## Begin Entries

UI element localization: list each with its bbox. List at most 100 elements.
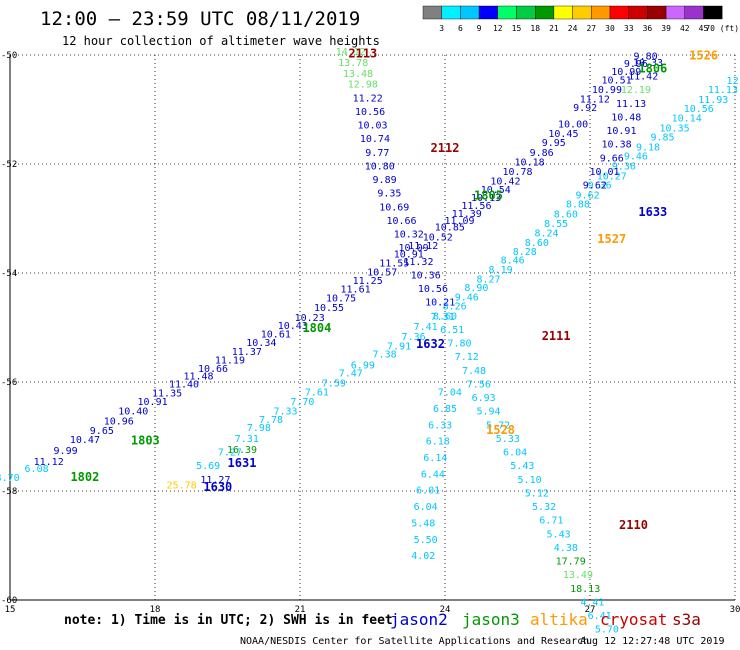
- data-point-label: 11.13: [616, 99, 646, 110]
- data-point-label: 6.18: [426, 437, 450, 448]
- data-point-label: 5.94: [476, 407, 500, 418]
- data-point-label: 9.89: [373, 175, 397, 186]
- colorbar-label: 45: [699, 24, 709, 33]
- data-point-label: 6.01: [416, 486, 440, 497]
- x-tick-label: 24: [440, 605, 451, 615]
- data-point-label: 8.46: [501, 256, 525, 267]
- data-point-label: 9.86: [530, 148, 554, 159]
- data-point-label: 5.43: [510, 461, 534, 472]
- data-point-label: 11.12: [580, 94, 610, 105]
- data-point-label: 9.99: [54, 446, 78, 457]
- data-point-label: 7.31: [431, 312, 455, 323]
- data-point-label: 11.35: [152, 389, 182, 400]
- colorbar-label: 42: [680, 24, 690, 33]
- data-point-label: 9.46: [455, 292, 479, 303]
- data-point-label: 10.52: [423, 232, 453, 243]
- y-tick-label: -50: [1, 51, 17, 61]
- data-point-label: 7.27: [218, 448, 242, 459]
- data-point-label: 9.65: [90, 426, 114, 437]
- colorbar-swatch: [647, 5, 667, 20]
- data-point-label: 7.36: [402, 332, 426, 343]
- data-point-label: 11.32: [403, 257, 433, 268]
- data-point-label: 5.12: [525, 488, 549, 499]
- y-tick-label: -52: [1, 160, 17, 170]
- data-point-label: 5.32: [532, 502, 556, 513]
- data-point-label: 10.96: [104, 417, 134, 428]
- data-point-label: 6.08: [25, 464, 49, 475]
- data-point-label: 7.38: [373, 349, 397, 360]
- data-point-label: 8.90: [464, 283, 488, 294]
- data-point-label: 11.19: [215, 355, 245, 366]
- data-point-label: 10.54: [481, 185, 511, 196]
- data-point-label: 5.43: [547, 529, 571, 540]
- data-point-label: 10.75: [326, 293, 356, 304]
- series-track-1526-1527: 10.33 11.42 12.19 11.13 10.48 10.91 10.38 9.66 1…: [583, 58, 663, 192]
- x-tick-label: 18: [150, 605, 161, 615]
- colorbar-swatch: [591, 5, 611, 20]
- data-point-label: 9.62: [576, 190, 600, 201]
- x-tick-label: 27: [585, 605, 596, 615]
- colorbar-label: 18: [530, 24, 540, 33]
- data-point-label: 9.18: [636, 142, 660, 153]
- pass-label: 2112: [431, 141, 460, 155]
- data-point-label: 10.18: [515, 158, 545, 169]
- colorbar-swatch: [703, 5, 723, 20]
- data-point-label: 8.55: [544, 219, 568, 230]
- header: 12:00 — 23:59 UTC 08/11/2019 12 hour col…: [40, 8, 380, 48]
- data-point-label: 9.62: [583, 181, 607, 192]
- data-point-label: 11.39: [452, 209, 482, 220]
- colorbar-swatch: [478, 5, 499, 20]
- data-point-label: 10.47: [70, 435, 100, 446]
- footer-credit: NOAA/NESDIS Center for Satellite Applica…: [240, 636, 589, 647]
- colorbar-swatch: [553, 5, 573, 20]
- data-point-label: 9.46: [624, 152, 648, 163]
- data-point-label: 7.48: [462, 366, 486, 377]
- colorbar-label: 9: [477, 24, 482, 33]
- data-point-label: 10.38: [602, 140, 632, 151]
- data-point-label: 9.66: [600, 153, 624, 164]
- colorbar-label: 30: [605, 24, 615, 33]
- data-point-label: 7.70: [290, 397, 314, 408]
- pass-label: 1806: [638, 61, 667, 75]
- data-point-label: 10.42: [490, 177, 520, 188]
- series-track-1630-1633: 5.697.277.317.987.787.337.707.617.597.47…: [196, 76, 738, 472]
- data-point-label: 7.04: [438, 388, 462, 399]
- data-point-label: 10.27: [597, 171, 627, 182]
- pass-label: 1802: [70, 470, 99, 484]
- data-point-label: 8.60: [525, 238, 549, 249]
- data-point-label: 11.22: [353, 93, 383, 104]
- data-point-label: 7.41: [414, 322, 438, 333]
- data-point-label: 6.51: [440, 325, 464, 336]
- data-point-label: 13.78: [338, 58, 368, 69]
- pass-label: 1631: [228, 456, 257, 470]
- data-point-label: 11.09: [444, 216, 474, 227]
- data-point-label: 8.60: [554, 209, 578, 220]
- data-point-label: 10.21: [425, 298, 455, 309]
- chart-subtitle: 12 hour collection of altimeter wave hei…: [62, 34, 380, 48]
- data-point-label: 8.28: [513, 247, 537, 258]
- data-point-label: 7.31: [235, 434, 259, 445]
- pass-label: 1527: [597, 232, 626, 246]
- data-point-label: 6.71: [539, 516, 563, 527]
- series-track-1528: 4.02 5.50 5.48 6.04 6.01 6.44 6.14 6.18 6.33 6.85…: [411, 388, 462, 563]
- data-point-label: 11.13: [708, 85, 738, 96]
- data-point-label: 10.40: [118, 407, 148, 418]
- data-point-label: 9.36: [612, 161, 636, 172]
- colorbar-swatch: [628, 5, 648, 20]
- data-point-label: 10.48: [611, 112, 641, 123]
- data-point-label: 7.98: [247, 423, 271, 434]
- data-point-label: 12: [727, 76, 739, 87]
- data-point-label: 11.55: [379, 258, 409, 269]
- colorbar-label: 21: [549, 24, 559, 33]
- data-point-label: 10.66: [386, 216, 416, 227]
- y-tick-label: -60: [1, 596, 17, 606]
- legend-item-jason2: jason2: [390, 610, 448, 629]
- data-point-label: 10.09: [399, 243, 429, 254]
- data-point-label: 5.50: [414, 535, 438, 546]
- pass-label: 1630: [203, 480, 232, 494]
- data-point-label: 9.96: [624, 59, 648, 70]
- data-point-label: 8.26: [443, 302, 467, 313]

## End Entries

Set exercise –
Please rename "data-point-label" to "value-label" wherever it occurs in these lines, keeping everything else the same. Leave the pictures out of your answer.

Response to this task –
UI element localization: list each with its bbox. List at most 100 elements.
- value-label: 11.13: [616, 99, 646, 110]
- value-label: 6.18: [426, 437, 450, 448]
- value-label: 5.94: [476, 407, 500, 418]
- value-label: 9.89: [373, 175, 397, 186]
- colorbar-label: 45: [699, 24, 709, 33]
- value-label: 6.01: [416, 486, 440, 497]
- x-tick-label: 24: [440, 605, 451, 615]
- value-label: 8.46: [501, 256, 525, 267]
- value-label: 9.86: [530, 148, 554, 159]
- value-label: 5.43: [510, 461, 534, 472]
- value-label: 11.12: [580, 94, 610, 105]
- value-label: 9.99: [54, 446, 78, 457]
- value-label: 7.31: [431, 312, 455, 323]
- value-label: 11.35: [152, 389, 182, 400]
- colorbar-label: 42: [680, 24, 690, 33]
- value-label: 9.46: [455, 292, 479, 303]
- value-label: 10.52: [423, 232, 453, 243]
- y-tick-label: -50: [1, 51, 17, 61]
- value-label: 7.27: [218, 448, 242, 459]
- value-label: 9.65: [90, 426, 114, 437]
- colorbar-swatch: [647, 5, 667, 20]
- value-label: 7.36: [402, 332, 426, 343]
- value-label: 11.32: [403, 257, 433, 268]
- value-label: 5.12: [525, 488, 549, 499]
- y-tick-label: -52: [1, 160, 17, 170]
- value-label: 5.32: [532, 502, 556, 513]
- value-label: 10.96: [104, 417, 134, 428]
- value-label: 6.08: [25, 464, 49, 475]
- value-label: 7.38: [373, 349, 397, 360]
- value-label: 8.90: [464, 283, 488, 294]
- value-label: 11.19: [215, 355, 245, 366]
- value-label: 10.54: [481, 185, 511, 196]
- value-label: 5.43: [547, 529, 571, 540]
- value-label: 10.75: [326, 293, 356, 304]
- series-track-1526-1527: 10.33 11.42 12.19 11.13 10.48 10.91 10.38 9.66 1…: [583, 58, 663, 192]
- x-tick-label: 18: [150, 605, 161, 615]
- colorbar-swatch: [591, 5, 611, 20]
- value-label: 9.62: [576, 190, 600, 201]
- x-tick-label: 27: [585, 605, 596, 615]
- colorbar-label: 18: [530, 24, 540, 33]
- value-label: 9.18: [636, 142, 660, 153]
- pass-label: 2112: [431, 141, 460, 155]
- value-label: 10.18: [515, 158, 545, 169]
- colorbar-swatch: [703, 5, 723, 20]
- value-label: 8.55: [544, 219, 568, 230]
- header: 12:00 — 23:59 UTC 08/11/2019 12 hour col…: [40, 8, 380, 48]
- value-label: 9.62: [583, 181, 607, 192]
- value-label: 11.39: [452, 209, 482, 220]
- colorbar-swatch: [478, 5, 499, 20]
- value-label: 10.47: [70, 435, 100, 446]
- footer-credit: NOAA/NESDIS Center for Satellite Applica…: [240, 636, 589, 647]
- colorbar-swatch: [553, 5, 573, 20]
- value-label: 9.46: [624, 152, 648, 163]
- value-label: 7.48: [462, 366, 486, 377]
- colorbar-label: 9: [477, 24, 482, 33]
- value-label: 10.38: [602, 140, 632, 151]
- value-label: 9.66: [600, 153, 624, 164]
- colorbar-label: 30: [605, 24, 615, 33]
- value-label: 7.70: [290, 397, 314, 408]
- pass-label: 1806: [638, 61, 667, 75]
- value-label: 10.42: [490, 177, 520, 188]
- series-track-1630-1633: 5.697.277.317.987.787.337.707.617.597.47…: [196, 76, 738, 472]
- value-label: 7.04: [438, 388, 462, 399]
- value-label: 10.27: [597, 171, 627, 182]
- pass-label: 1802: [70, 470, 99, 484]
- value-label: 8.60: [525, 238, 549, 249]
- value-label: 11.22: [353, 93, 383, 104]
- value-label: 7.41: [414, 322, 438, 333]
- value-label: 6.51: [440, 325, 464, 336]
- value-label: 13.78: [338, 58, 368, 69]
- pass-label: 1631: [228, 456, 257, 470]
- value-label: 11.09: [444, 216, 474, 227]
- value-label: 8.60: [554, 209, 578, 220]
- value-label: 10.21: [425, 298, 455, 309]
- chart-subtitle: 12 hour collection of altimeter wave hei…: [62, 34, 380, 48]
- value-label: 8.28: [513, 247, 537, 258]
- value-label: 7.31: [235, 434, 259, 445]
- pass-label: 1527: [597, 232, 626, 246]
- value-label: 6.71: [539, 516, 563, 527]
- series-track-1528: 4.02 5.50 5.48 6.04 6.01 6.44 6.14 6.18 6.33 6.85…: [411, 388, 462, 563]
- value-label: 11.13: [708, 85, 738, 96]
- value-label: 10.40: [118, 407, 148, 418]
- value-label: 9.36: [612, 161, 636, 172]
- colorbar-swatch: [628, 5, 648, 20]
- value-label: 10.48: [611, 112, 641, 123]
- value-label: 7.98: [247, 423, 271, 434]
- value-label: 12: [727, 76, 739, 87]
- value-label: 11.55: [379, 258, 409, 269]
- colorbar-label: 21: [549, 24, 559, 33]
- value-label: 10.66: [386, 216, 416, 227]
- y-tick-label: -60: [1, 596, 17, 606]
- legend-item-jason2: jason2: [390, 610, 448, 629]
- value-label: 10.09: [399, 243, 429, 254]
- value-label: 5.50: [414, 535, 438, 546]
- pass-label: 1630: [203, 480, 232, 494]
- value-label: 9.96: [624, 59, 648, 70]
- value-label: 8.26: [443, 302, 467, 313]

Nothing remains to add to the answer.